* [Passage shown]:
If the relevant factors favour granting the adjournment, on what terms is the adjournment to be granted?
Disposition
[20] When the factors which may support the granting of an adjournment are weighed against the factors supporting the denial of an adjournment, the balance is tipped in favour of denying the adjournment. The defendants’ motion for an adjournment of the February 28, 2022 trial is dismissed without prejudice to the defendants (a) bringing a further motion for an adjournment at trial, and/or (b) pursuing relief at trial based on the timing, in 2021, of the production of documents and the appraisal report.
[21] Based on the undertaking given both prior to and on the return of the defendants’ motion, the plaintiffs shall, without further order of the court, be precluded from relying at trial on the standard of care report produced in December 2021.
The Law
[22] Rule 52.02 of the Rules of Civil Procedure, R.R.O. 1990, Reg. 194 gives a broad discretion to a judge or an associate judge hearing a motion to adjourn a trial: “[a] judge may postpone or adjourn a trial to such time and place, and on such terms, as are just.” When exercising its discretion in accordance with r. 52.02, the court is required to apply the principles set out in r. 1.04:
- Pursuant to r. 1.04(1), the Rules, “shall be liberally construed to secure the just, most expeditious and least expensive determination of every civil proceeding on its merits”; and
- The principle of proportionality must also be taken into consideration. Rule 1.04(1.1) requires the court to “make orders and give directions that are proportionate to the importance and complexity of the issues, and to the amount involved, in the proceeding.”
[23] The latitude which a trial judge has when determining a motion for an adjournment was addressed by the Court of Appeal for Ontario in Khimji v. Dhanani (2004), 2004 12037 (ON CA), 69 O.R. (3d) 790. In his dissenting reasons, at para. 14, Laskin J.A. said,
A trial judge enjoys wide latitude in deciding whether to grant or refuse the adjournment of a scheduled civil trial. The decision is discretionary and the scope for appellate intervention is correspondingly limited. In exercising this discretion, however, the trial judge should balance the interests of the plaintiff, the interests of the defendant and the interests of the administration of justice in the orderly processing of civil trials on their merits. In any particular case, several considerations may bear on these interests. A trial judge who fails to take account of relevant considerations may exercise his or her discretion unreasonably and if, as a result, the decision is contrary to the interests of justice, an appellate court is justified in intervening.

* [Required work]:
A. In the adjournment ruling, on what date was the trial that the defendants sought to adjourn scheduled?
B. Print the stretch of the adjournment ruling from "Disposition" through "the appraisal report.".
C. According to the reasons of Laskin J.A. quoted in the adjournment ruling, whose interests must a trial judge balance? Name each one.
The listing is not needed for anything asked here.

* [Material provided]:
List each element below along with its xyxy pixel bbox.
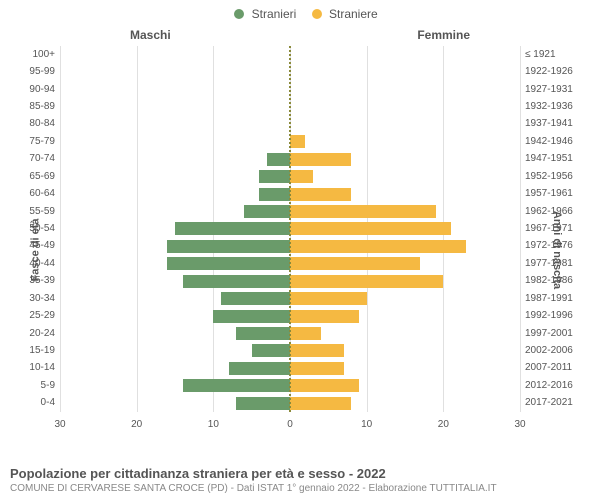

* [Problem solutions]:
A. February 28, 2022

B.
Disposition
[20] When the factors which may support the granting of an adjournment are weighed against the factors supporting the denial of an adjournment, the balance is tipped in favour of denying the adjournment. The defendants’ motion for an adjournment of the February 28, 2022 trial is dismissed without prejudice to the defendants (a) bringing a further motion for an adjournment at trial, and/or (b) pursuing relief at trial based on the timing, in 2021, of the production of documents and the appraisal report.

C.
- The interests of the plaintiff
- The interests of the defendant
- The interests of the administration of justice in the orderly processing of civil trials on their merits